## Begin SOURCE MATERIAL

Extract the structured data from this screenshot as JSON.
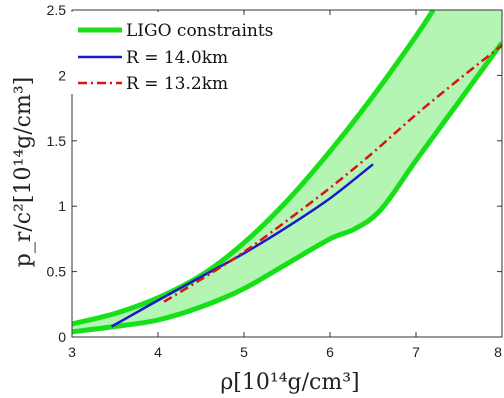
{
  "chart_data": {
    "type": "area",
    "title": "",
    "xlabel": "ρ[10¹⁴g/cm³]",
    "ylabel": "p_r/c²[10¹⁴g/cm³]",
    "xlim": [
      3,
      8
    ],
    "ylim": [
      0,
      2.5
    ],
    "xticks": [
      "3",
      "4",
      "5",
      "6",
      "7",
      "8"
    ],
    "yticks": [
      "0",
      "0.5",
      "1",
      "1.5",
      "2",
      "2.5"
    ],
    "grid": false,
    "legend_position": "top-left",
    "band": {
      "name": "LIGO constraints",
      "color": "#18e018",
      "fill": "#b4f5b4",
      "upper": [
        [
          3.0,
          0.1
        ],
        [
          3.5,
          0.18
        ],
        [
          4.0,
          0.3
        ],
        [
          4.5,
          0.47
        ],
        [
          5.0,
          0.72
        ],
        [
          5.5,
          1.04
        ],
        [
          6.0,
          1.42
        ],
        [
          6.5,
          1.84
        ],
        [
          7.0,
          2.3
        ],
        [
          7.2,
          2.5
        ]
      ],
      "lower": [
        [
          3.0,
          0.04
        ],
        [
          3.5,
          0.08
        ],
        [
          4.0,
          0.13
        ],
        [
          4.5,
          0.23
        ],
        [
          5.0,
          0.37
        ],
        [
          5.5,
          0.56
        ],
        [
          6.0,
          0.75
        ],
        [
          6.3,
          0.83
        ],
        [
          6.6,
          0.98
        ],
        [
          7.0,
          1.35
        ],
        [
          7.5,
          1.8
        ],
        [
          8.0,
          2.25
        ]
      ]
    },
    "series": [
      {
        "name": "R = 14.0km",
        "color": "#1a1acc",
        "dash": "solid",
        "points": [
          [
            3.46,
            0.08
          ],
          [
            4.0,
            0.28
          ],
          [
            4.5,
            0.46
          ],
          [
            5.0,
            0.64
          ],
          [
            5.5,
            0.84
          ],
          [
            6.0,
            1.06
          ],
          [
            6.5,
            1.32
          ]
        ]
      },
      {
        "name": "R = 13.2km",
        "color": "#dd1111",
        "dash": "dashdot",
        "points": [
          [
            4.07,
            0.27
          ],
          [
            4.5,
            0.44
          ],
          [
            5.0,
            0.65
          ],
          [
            5.5,
            0.89
          ],
          [
            6.0,
            1.14
          ],
          [
            6.5,
            1.41
          ],
          [
            7.0,
            1.7
          ],
          [
            7.5,
            1.97
          ],
          [
            8.0,
            2.23
          ]
        ]
      }
    ]
  }
}
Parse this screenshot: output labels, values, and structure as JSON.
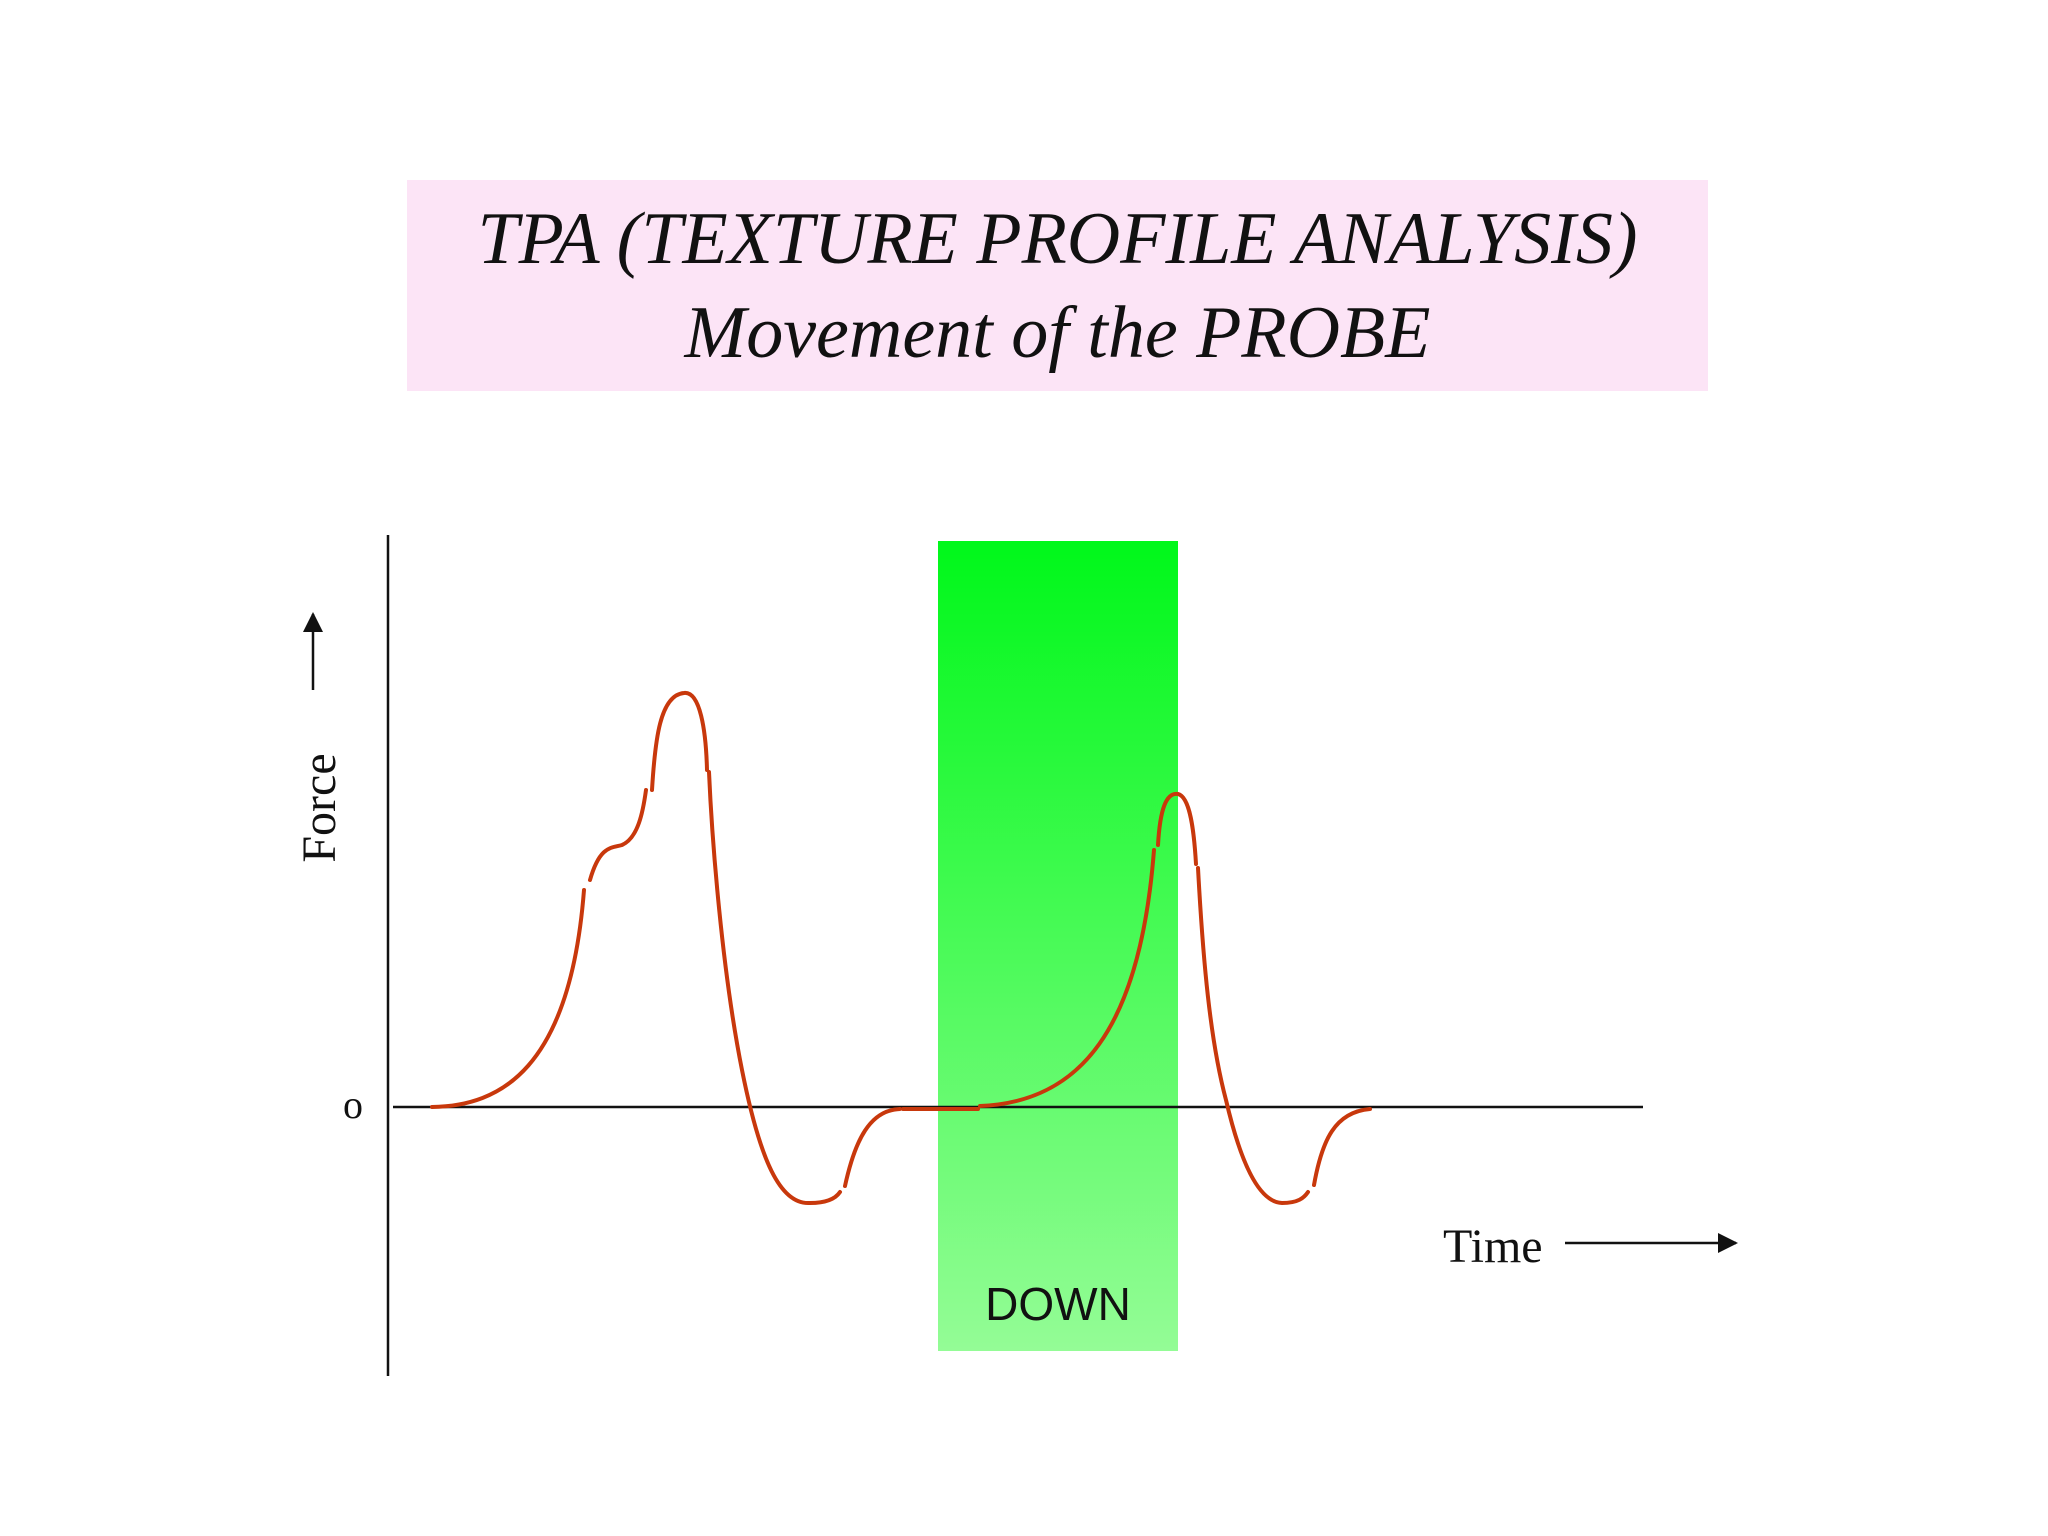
{
  "title": {
    "line1": "TPA (TEXTURE PROFILE ANALYSIS)",
    "line2": "Movement of the PROBE"
  },
  "axes": {
    "y_label": "Force",
    "x_label": "Time",
    "origin_label": "o"
  },
  "phase": {
    "label": "DOWN",
    "color_top": "#00f81a",
    "color_bottom": "#94fc96"
  },
  "colors": {
    "curve": "#c8380c",
    "axis": "#111111",
    "title_bg": "#fce4f6"
  }
}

## End SOURCE MATERIAL

TASK BRIEF: Reply with nothing but the number of lines that contain the word "screenshot".

SOLUTION FOR THIS TASK: 2